Goal ->
In the records below, find the line containing "Extract all readable text from this page.", then extract that line and all subsequent lines exactly, leaving out everything else.

** begin **

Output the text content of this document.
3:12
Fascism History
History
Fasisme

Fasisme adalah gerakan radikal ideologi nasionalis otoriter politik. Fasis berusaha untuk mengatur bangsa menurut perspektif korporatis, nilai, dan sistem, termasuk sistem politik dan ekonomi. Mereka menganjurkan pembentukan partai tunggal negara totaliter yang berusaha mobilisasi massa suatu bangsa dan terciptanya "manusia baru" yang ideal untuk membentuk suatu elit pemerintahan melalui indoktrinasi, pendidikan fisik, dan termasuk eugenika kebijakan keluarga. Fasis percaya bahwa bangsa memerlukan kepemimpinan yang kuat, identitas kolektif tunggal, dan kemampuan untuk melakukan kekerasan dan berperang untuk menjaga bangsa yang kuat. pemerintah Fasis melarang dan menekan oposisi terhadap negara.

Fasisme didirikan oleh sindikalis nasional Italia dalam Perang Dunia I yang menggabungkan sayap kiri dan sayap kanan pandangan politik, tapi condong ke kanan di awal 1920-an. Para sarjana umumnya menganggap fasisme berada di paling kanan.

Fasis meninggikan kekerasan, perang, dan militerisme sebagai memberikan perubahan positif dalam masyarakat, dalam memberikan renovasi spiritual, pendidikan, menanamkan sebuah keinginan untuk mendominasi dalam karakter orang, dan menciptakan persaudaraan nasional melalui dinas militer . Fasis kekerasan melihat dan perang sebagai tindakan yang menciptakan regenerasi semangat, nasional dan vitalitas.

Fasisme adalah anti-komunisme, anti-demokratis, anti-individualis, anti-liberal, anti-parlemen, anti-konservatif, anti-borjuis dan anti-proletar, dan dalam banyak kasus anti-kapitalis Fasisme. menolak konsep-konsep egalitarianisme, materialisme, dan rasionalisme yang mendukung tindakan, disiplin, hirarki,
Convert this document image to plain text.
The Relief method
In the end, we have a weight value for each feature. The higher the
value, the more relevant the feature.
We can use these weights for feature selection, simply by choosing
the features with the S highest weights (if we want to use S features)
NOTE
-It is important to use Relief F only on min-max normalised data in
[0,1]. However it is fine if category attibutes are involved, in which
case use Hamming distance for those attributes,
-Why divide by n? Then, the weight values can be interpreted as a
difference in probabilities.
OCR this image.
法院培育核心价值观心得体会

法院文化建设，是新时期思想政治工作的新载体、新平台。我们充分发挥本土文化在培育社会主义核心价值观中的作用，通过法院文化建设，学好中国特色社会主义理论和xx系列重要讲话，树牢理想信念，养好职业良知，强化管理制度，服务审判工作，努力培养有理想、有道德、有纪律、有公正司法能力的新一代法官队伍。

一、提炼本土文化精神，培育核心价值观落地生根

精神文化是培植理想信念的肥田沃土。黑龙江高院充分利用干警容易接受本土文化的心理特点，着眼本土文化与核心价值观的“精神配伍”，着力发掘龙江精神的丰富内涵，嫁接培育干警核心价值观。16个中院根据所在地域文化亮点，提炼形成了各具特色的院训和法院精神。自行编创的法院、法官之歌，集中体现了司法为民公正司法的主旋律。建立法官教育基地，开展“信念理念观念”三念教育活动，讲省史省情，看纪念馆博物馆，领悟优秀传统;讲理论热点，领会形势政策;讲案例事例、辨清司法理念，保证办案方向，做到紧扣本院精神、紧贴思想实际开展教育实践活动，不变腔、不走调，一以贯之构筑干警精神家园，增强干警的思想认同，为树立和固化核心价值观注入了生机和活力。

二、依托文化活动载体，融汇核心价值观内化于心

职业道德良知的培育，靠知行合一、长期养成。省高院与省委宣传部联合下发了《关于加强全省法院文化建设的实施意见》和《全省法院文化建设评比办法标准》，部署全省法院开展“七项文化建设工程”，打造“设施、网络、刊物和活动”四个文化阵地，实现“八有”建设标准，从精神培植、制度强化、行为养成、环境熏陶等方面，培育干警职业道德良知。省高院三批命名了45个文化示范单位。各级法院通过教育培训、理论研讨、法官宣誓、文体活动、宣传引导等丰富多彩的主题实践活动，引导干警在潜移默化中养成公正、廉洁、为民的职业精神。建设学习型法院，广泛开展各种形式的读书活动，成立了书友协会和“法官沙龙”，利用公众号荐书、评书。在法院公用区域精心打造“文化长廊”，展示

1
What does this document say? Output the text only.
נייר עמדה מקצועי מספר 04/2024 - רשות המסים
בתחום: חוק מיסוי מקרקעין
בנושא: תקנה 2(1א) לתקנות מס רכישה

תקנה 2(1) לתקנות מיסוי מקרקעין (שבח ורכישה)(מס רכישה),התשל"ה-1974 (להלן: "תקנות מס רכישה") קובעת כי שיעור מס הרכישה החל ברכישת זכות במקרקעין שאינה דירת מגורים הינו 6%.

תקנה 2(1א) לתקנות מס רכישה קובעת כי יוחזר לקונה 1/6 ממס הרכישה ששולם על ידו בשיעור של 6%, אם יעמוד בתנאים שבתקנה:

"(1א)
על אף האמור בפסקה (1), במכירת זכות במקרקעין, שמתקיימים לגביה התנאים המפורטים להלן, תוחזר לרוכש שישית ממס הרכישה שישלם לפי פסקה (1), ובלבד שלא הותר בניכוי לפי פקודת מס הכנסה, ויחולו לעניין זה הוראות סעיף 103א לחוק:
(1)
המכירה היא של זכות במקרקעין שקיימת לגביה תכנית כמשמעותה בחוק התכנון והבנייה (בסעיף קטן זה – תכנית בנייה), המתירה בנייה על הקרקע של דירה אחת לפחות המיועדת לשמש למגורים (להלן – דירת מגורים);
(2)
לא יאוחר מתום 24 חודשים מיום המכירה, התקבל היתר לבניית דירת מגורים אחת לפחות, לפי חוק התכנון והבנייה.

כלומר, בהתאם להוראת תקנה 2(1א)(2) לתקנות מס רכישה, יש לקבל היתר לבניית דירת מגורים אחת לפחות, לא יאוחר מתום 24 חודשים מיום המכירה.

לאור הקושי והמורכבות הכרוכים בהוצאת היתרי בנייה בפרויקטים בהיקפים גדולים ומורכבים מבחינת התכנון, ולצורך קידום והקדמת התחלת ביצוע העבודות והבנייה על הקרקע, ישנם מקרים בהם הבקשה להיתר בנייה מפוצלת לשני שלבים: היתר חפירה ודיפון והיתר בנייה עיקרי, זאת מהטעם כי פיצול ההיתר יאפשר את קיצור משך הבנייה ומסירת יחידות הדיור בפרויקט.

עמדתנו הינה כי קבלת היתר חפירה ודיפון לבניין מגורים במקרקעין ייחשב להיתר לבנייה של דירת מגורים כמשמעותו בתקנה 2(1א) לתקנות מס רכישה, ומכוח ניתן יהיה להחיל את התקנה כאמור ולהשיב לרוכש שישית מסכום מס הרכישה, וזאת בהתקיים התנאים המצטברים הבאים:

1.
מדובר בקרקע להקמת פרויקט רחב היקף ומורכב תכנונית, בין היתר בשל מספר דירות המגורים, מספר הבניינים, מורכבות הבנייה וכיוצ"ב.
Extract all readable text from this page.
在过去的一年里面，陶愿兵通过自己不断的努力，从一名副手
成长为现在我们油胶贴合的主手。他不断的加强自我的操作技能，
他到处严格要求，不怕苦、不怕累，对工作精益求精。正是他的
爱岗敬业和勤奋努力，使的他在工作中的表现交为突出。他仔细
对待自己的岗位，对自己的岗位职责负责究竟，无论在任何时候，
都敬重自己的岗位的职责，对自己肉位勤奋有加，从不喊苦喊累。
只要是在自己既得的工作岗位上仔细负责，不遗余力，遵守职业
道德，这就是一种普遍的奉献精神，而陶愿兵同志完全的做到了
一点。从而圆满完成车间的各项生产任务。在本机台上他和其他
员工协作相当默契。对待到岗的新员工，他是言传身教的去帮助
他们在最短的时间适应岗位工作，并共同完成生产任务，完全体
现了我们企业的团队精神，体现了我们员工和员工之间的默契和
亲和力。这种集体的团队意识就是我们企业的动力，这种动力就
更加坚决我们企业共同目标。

** end **

Correct answer ->
Extract all readable text from this page.
在过去的一年里面，陶愿兵通过自己不断的努力，从一名副手
成长为现在我们油胶贴合的主手。他不断的加强自我的操作技能，
他到处严格要求，不怕苦、不怕累，对工作精益求精。正是他的
爱岗敬业和勤奋努力，使的他在工作中的表现交为突出。他仔细
对待自己的岗位，对自己的岗位职责负责究竟，无论在任何时候，
都敬重自己的岗位的职责，对自己肉位勤奋有加，从不喊苦喊累。
只要是在自己既得的工作岗位上仔细负责，不遗余力，遵守职业
道德，这就是一种普遍的奉献精神，而陶愿兵同志完全的做到了
一点。从而圆满完成车间的各项生产任务。在本机台上他和其他
员工协作相当默契。对待到岗的新员工，他是言传身教的去帮助
他们在最短的时间适应岗位工作，并共同完成生产任务，完全体
现了我们企业的团队精神，体现了我们员工和员工之间的默契和
亲和力。这种集体的团队意识就是我们企业的动力，这种动力就
更加坚决我们企业共同目标。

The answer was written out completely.